◆ Set problem ◆
Transcribe every line exactly. Leave the pictures behind.

─── Data provided ───

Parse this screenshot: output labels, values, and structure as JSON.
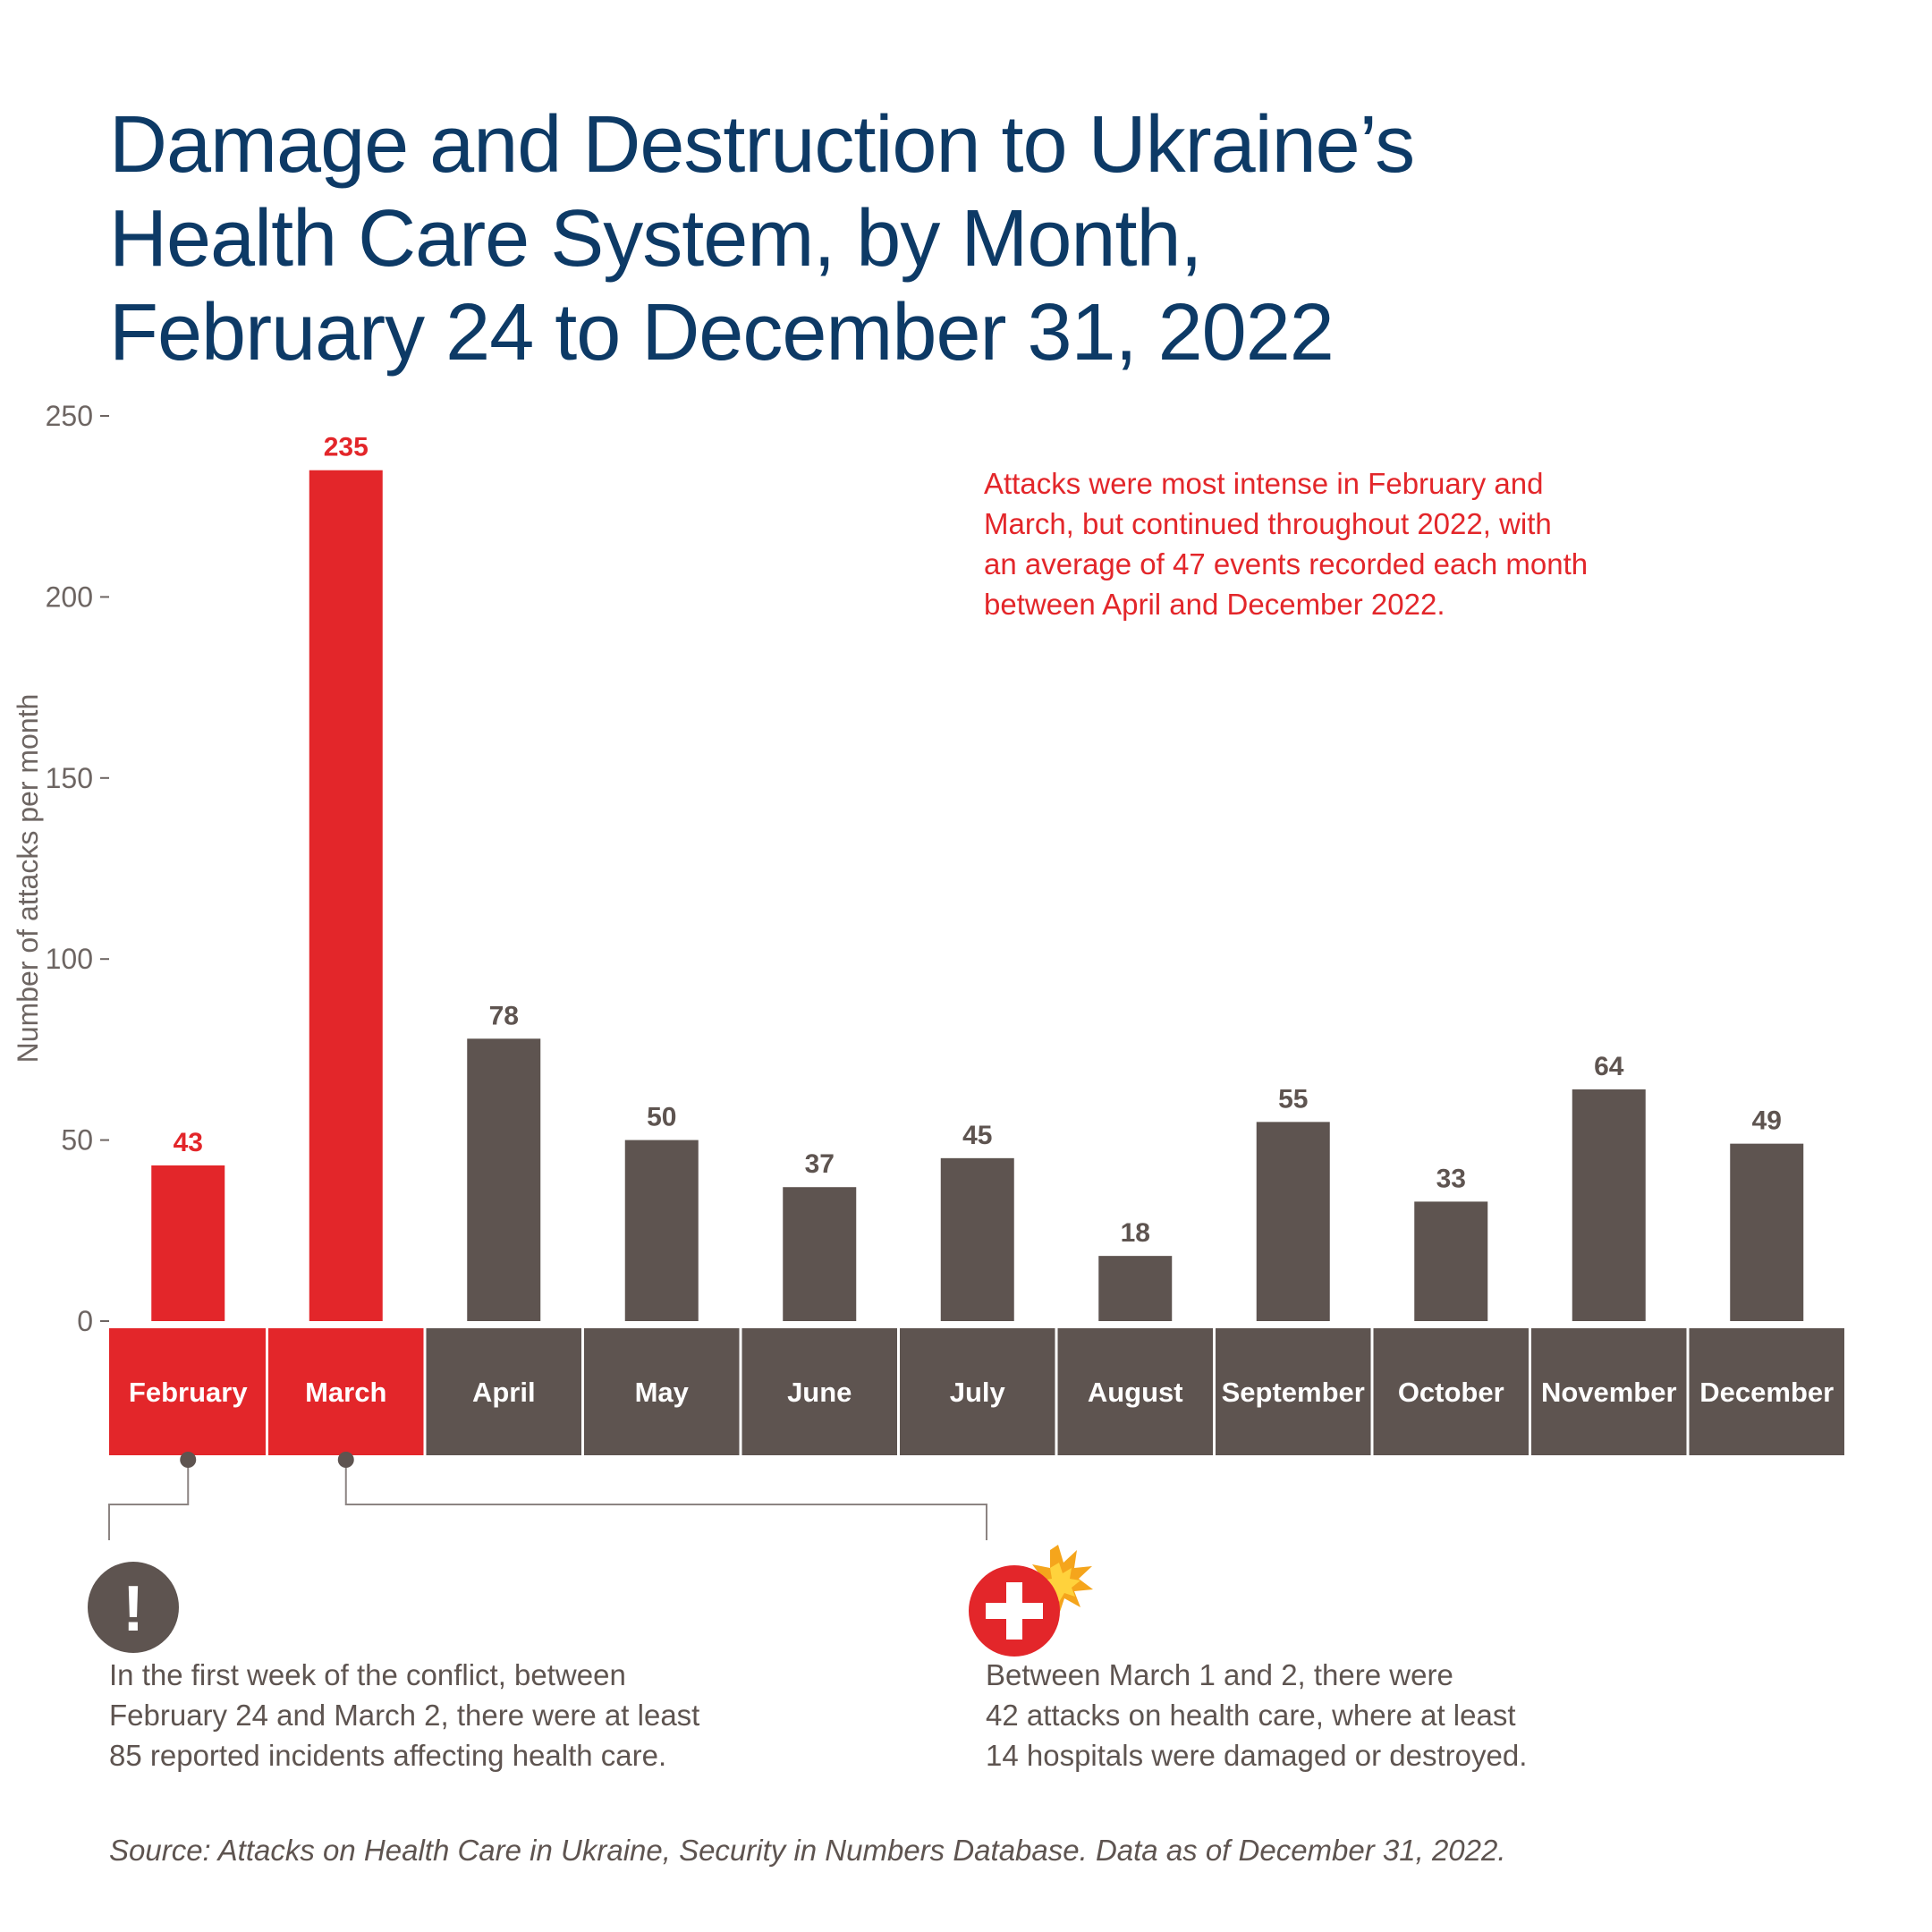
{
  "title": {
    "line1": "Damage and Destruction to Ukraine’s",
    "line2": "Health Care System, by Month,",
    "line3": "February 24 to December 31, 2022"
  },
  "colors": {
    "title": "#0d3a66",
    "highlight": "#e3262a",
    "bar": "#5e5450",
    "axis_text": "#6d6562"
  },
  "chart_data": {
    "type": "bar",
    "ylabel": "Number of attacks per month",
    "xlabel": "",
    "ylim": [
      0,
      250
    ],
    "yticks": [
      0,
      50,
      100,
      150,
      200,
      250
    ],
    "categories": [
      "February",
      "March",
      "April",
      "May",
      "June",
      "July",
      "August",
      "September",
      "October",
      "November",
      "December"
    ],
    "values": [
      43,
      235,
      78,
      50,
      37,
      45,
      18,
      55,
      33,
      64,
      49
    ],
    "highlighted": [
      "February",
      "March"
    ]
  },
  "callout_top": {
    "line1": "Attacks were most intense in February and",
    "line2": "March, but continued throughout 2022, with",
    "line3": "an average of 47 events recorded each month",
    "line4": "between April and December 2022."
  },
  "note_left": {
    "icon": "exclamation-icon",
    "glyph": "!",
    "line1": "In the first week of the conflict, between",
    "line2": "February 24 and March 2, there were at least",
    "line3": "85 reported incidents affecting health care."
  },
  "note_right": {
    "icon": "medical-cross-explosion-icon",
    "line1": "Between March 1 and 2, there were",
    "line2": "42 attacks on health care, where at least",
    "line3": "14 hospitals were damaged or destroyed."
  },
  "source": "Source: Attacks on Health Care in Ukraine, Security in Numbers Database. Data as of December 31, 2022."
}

───

◆ Worked answer ◆
Parse this screenshot: output labels, values, and structure as JSON.
{
  "title": {
    "line1": "Damage and Destruction to Ukraine’s",
    "line2": "Health Care System, by Month,",
    "line3": "February 24 to December 31, 2022"
  },
  "colors": {
    "title": "#0d3a66",
    "highlight": "#e3262a",
    "bar": "#5e5450",
    "axis_text": "#6d6562"
  },
  "chart_data": {
    "type": "bar",
    "ylabel": "Number of attacks per month",
    "xlabel": "",
    "ylim": [
      0,
      250
    ],
    "yticks": [
      0,
      50,
      100,
      150,
      200,
      250
    ],
    "categories": [
      "February",
      "March",
      "April",
      "May",
      "June",
      "July",
      "August",
      "September",
      "October",
      "November",
      "December"
    ],
    "values": [
      43,
      235,
      78,
      50,
      37,
      45,
      18,
      55,
      33,
      64,
      49
    ],
    "highlighted": [
      "February",
      "March"
    ]
  },
  "callout_top": {
    "line1": "Attacks were most intense in February and",
    "line2": "March, but continued throughout 2022, with",
    "line3": "an average of 47 events recorded each month",
    "line4": "between April and December 2022."
  },
  "note_left": {
    "icon": "exclamation-icon",
    "glyph": "!",
    "line1": "In the first week of the conflict, between",
    "line2": "February 24 and March 2, there were at least",
    "line3": "85 reported incidents affecting health care."
  },
  "note_right": {
    "icon": "medical-cross-explosion-icon",
    "line1": "Between March 1 and 2, there were",
    "line2": "42 attacks on health care, where at least",
    "line3": "14 hospitals were damaged or destroyed."
  },
  "source": "Source: Attacks on Health Care in Ukraine, Security in Numbers Database. Data as of December 31, 2022."
}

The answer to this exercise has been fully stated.